+++ ENTRIES SHOWN +++

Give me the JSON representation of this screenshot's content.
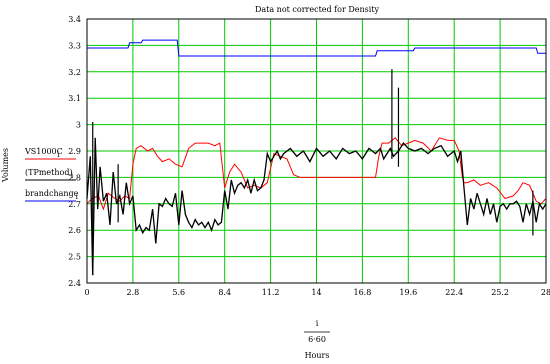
{
  "chart_data": {
    "type": "line",
    "title": "Data not corrected for Density",
    "ylabel": "Volumes",
    "xlabel_numerator": "i",
    "xlabel_denominator": "6·60",
    "xlabel": "Hours",
    "xlim": [
      0,
      28
    ],
    "ylim": [
      2.4,
      3.4
    ],
    "x_ticks": [
      "0",
      "2.8",
      "5.6",
      "8.4",
      "11.2",
      "14",
      "16.8",
      "19.6",
      "22.4",
      "25.2",
      "28"
    ],
    "y_ticks": [
      "2.4",
      "2.5",
      "2.6",
      "2.7",
      "2.8",
      "2.9",
      "3",
      "3.1",
      "3.2",
      "3.3",
      "3.4"
    ],
    "grid": true,
    "grid_color": "#00cc00",
    "legend": [
      {
        "label": "VS1000C",
        "subscript": "i",
        "color": "#ff0000"
      },
      {
        "label": "(TPmethod)",
        "subscript": "i",
        "color": "#000000"
      },
      {
        "label": "brandchange",
        "subscript": "i",
        "color": "#0000ff"
      }
    ],
    "series": [
      {
        "name": "VS1000C",
        "color": "#ff0000",
        "x": [
          0,
          0.3,
          0.7,
          1.0,
          1.3,
          1.7,
          2.0,
          2.3,
          2.6,
          2.8,
          3.0,
          3.3,
          3.7,
          4.0,
          4.3,
          4.6,
          5.0,
          5.4,
          5.8,
          6.2,
          6.6,
          7.0,
          7.4,
          7.8,
          8.1,
          8.4,
          8.7,
          9.0,
          9.4,
          9.8,
          10.2,
          10.6,
          11.0,
          11.4,
          11.8,
          12.2,
          12.6,
          13.0,
          14.0,
          15.0,
          16.0,
          17.0,
          17.6,
          17.8,
          18.0,
          18.4,
          18.8,
          19.2,
          19.6,
          20.0,
          20.5,
          21.0,
          21.5,
          22.0,
          22.4,
          22.7,
          22.9,
          23.0,
          23.2,
          23.6,
          24.0,
          24.5,
          25.0,
          25.5,
          26.0,
          26.3,
          26.6,
          27.0,
          27.4,
          27.7,
          28.0
        ],
        "values": [
          2.7,
          2.72,
          2.73,
          2.68,
          2.74,
          2.72,
          2.71,
          2.73,
          2.72,
          2.85,
          2.91,
          2.92,
          2.9,
          2.91,
          2.88,
          2.86,
          2.87,
          2.85,
          2.84,
          2.91,
          2.93,
          2.93,
          2.93,
          2.92,
          2.93,
          2.76,
          2.82,
          2.85,
          2.82,
          2.76,
          2.77,
          2.76,
          2.78,
          2.89,
          2.88,
          2.87,
          2.81,
          2.8,
          2.8,
          2.8,
          2.8,
          2.8,
          2.8,
          2.88,
          2.93,
          2.93,
          2.95,
          2.92,
          2.93,
          2.94,
          2.93,
          2.9,
          2.95,
          2.94,
          2.94,
          2.9,
          2.8,
          2.78,
          2.78,
          2.79,
          2.77,
          2.78,
          2.76,
          2.72,
          2.73,
          2.75,
          2.78,
          2.77,
          2.71,
          2.7,
          2.72
        ]
      },
      {
        "name": "(TPmethod)",
        "color": "#000000",
        "x": [
          0,
          0.2,
          0.35,
          0.5,
          0.65,
          0.8,
          1.0,
          1.2,
          1.4,
          1.6,
          1.8,
          2.0,
          2.2,
          2.4,
          2.6,
          2.8,
          3.0,
          3.2,
          3.4,
          3.6,
          3.8,
          4.0,
          4.2,
          4.4,
          4.6,
          4.8,
          5.0,
          5.2,
          5.4,
          5.6,
          5.8,
          6.0,
          6.2,
          6.4,
          6.6,
          6.8,
          7.0,
          7.2,
          7.4,
          7.6,
          7.8,
          8.0,
          8.2,
          8.4,
          8.6,
          8.8,
          9.0,
          9.2,
          9.4,
          9.6,
          9.8,
          10.0,
          10.2,
          10.4,
          10.6,
          10.8,
          11.0,
          11.2,
          11.4,
          11.6,
          11.8,
          12.0,
          12.4,
          12.8,
          13.2,
          13.6,
          14.0,
          14.4,
          14.8,
          15.2,
          15.6,
          16.0,
          16.4,
          16.8,
          17.2,
          17.6,
          17.9,
          18.1,
          18.3,
          18.5,
          18.7,
          19.0,
          19.3,
          19.6,
          20.0,
          20.4,
          20.8,
          21.2,
          21.6,
          22.0,
          22.4,
          22.6,
          22.8,
          23.0,
          23.2,
          23.4,
          23.6,
          23.8,
          24.0,
          24.2,
          24.4,
          24.6,
          24.8,
          25.0,
          25.2,
          25.4,
          25.6,
          25.8,
          26.0,
          26.2,
          26.4,
          26.6,
          26.8,
          27.0,
          27.2,
          27.4,
          27.6,
          27.8,
          28.0
        ],
        "values": [
          2.72,
          2.88,
          2.43,
          2.95,
          2.68,
          2.84,
          2.71,
          2.74,
          2.62,
          2.82,
          2.7,
          2.73,
          2.66,
          2.78,
          2.7,
          2.73,
          2.6,
          2.62,
          2.59,
          2.61,
          2.6,
          2.68,
          2.55,
          2.7,
          2.69,
          2.72,
          2.7,
          2.69,
          2.74,
          2.62,
          2.75,
          2.66,
          2.63,
          2.61,
          2.64,
          2.62,
          2.63,
          2.61,
          2.63,
          2.6,
          2.64,
          2.62,
          2.63,
          2.75,
          2.68,
          2.79,
          2.74,
          2.77,
          2.78,
          2.76,
          2.79,
          2.74,
          2.79,
          2.75,
          2.76,
          2.79,
          2.89,
          2.86,
          2.88,
          2.9,
          2.87,
          2.89,
          2.91,
          2.88,
          2.9,
          2.86,
          2.91,
          2.88,
          2.9,
          2.87,
          2.91,
          2.89,
          2.9,
          2.87,
          2.91,
          2.89,
          2.91,
          2.87,
          2.89,
          2.91,
          2.88,
          2.9,
          2.93,
          2.91,
          2.9,
          2.91,
          2.89,
          2.91,
          2.92,
          2.88,
          2.9,
          2.86,
          2.9,
          2.76,
          2.62,
          2.72,
          2.68,
          2.74,
          2.7,
          2.66,
          2.72,
          2.66,
          2.7,
          2.63,
          2.69,
          2.7,
          2.68,
          2.7,
          2.7,
          2.71,
          2.69,
          2.63,
          2.7,
          2.66,
          2.71,
          2.63,
          2.7,
          2.68,
          2.7
        ]
      },
      {
        "name": "brandchange",
        "color": "#0000ff",
        "x": [
          0,
          2.5,
          2.6,
          3.3,
          3.4,
          4.0,
          4.1,
          5.5,
          5.6,
          8.4,
          8.5,
          17.6,
          17.7,
          19.9,
          20.0,
          24.8,
          24.9,
          27.4,
          27.5,
          28.0
        ],
        "values": [
          3.29,
          3.29,
          3.31,
          3.31,
          3.32,
          3.32,
          3.32,
          3.32,
          3.26,
          3.26,
          3.26,
          3.26,
          3.28,
          3.28,
          3.29,
          3.29,
          3.29,
          3.29,
          3.27,
          3.27
        ],
        "step": true
      }
    ],
    "spikes": [
      {
        "x": 0.35,
        "low": 2.43,
        "high": 3.01
      },
      {
        "x": 1.9,
        "low": 2.63,
        "high": 2.85
      },
      {
        "x": 18.6,
        "low": 2.87,
        "high": 3.21
      },
      {
        "x": 19.0,
        "low": 2.84,
        "high": 3.14
      },
      {
        "x": 27.2,
        "low": 2.58,
        "high": 2.75
      }
    ]
  }
}
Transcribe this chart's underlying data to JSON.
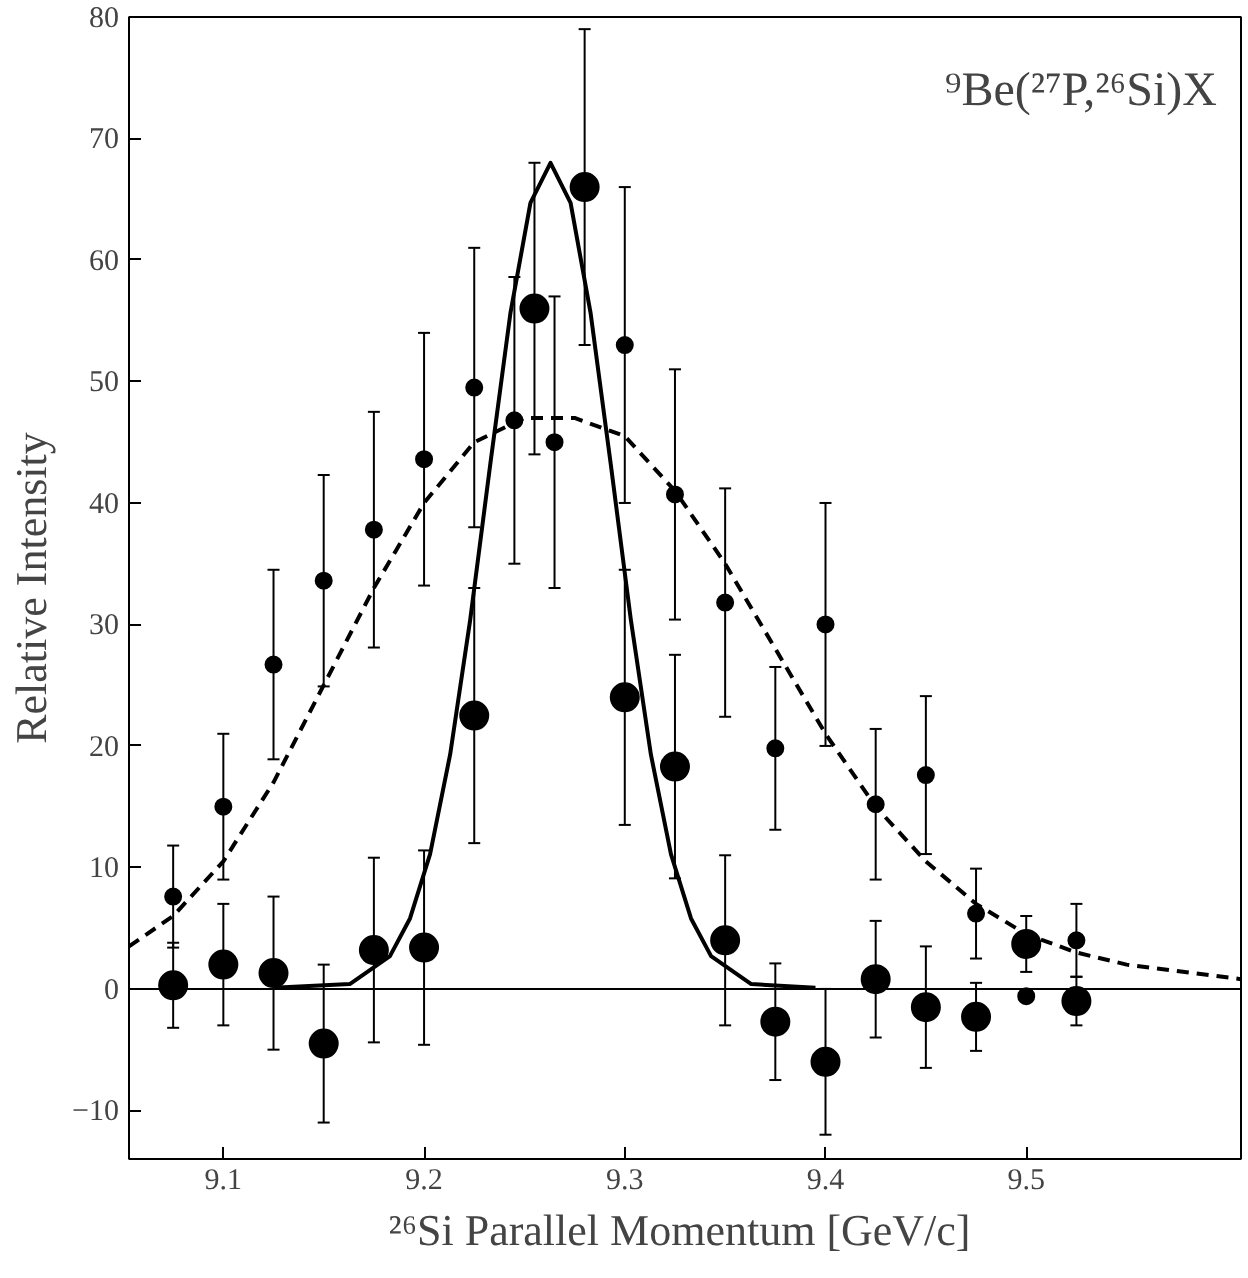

+++

From the entries above, copy out every line where the string "JSON" appears.

> [ANSWER TO THIS PROBLEM]:
Give me the JSON representation of this screenshot's content.
Transcribe this chart's underlying data to JSON.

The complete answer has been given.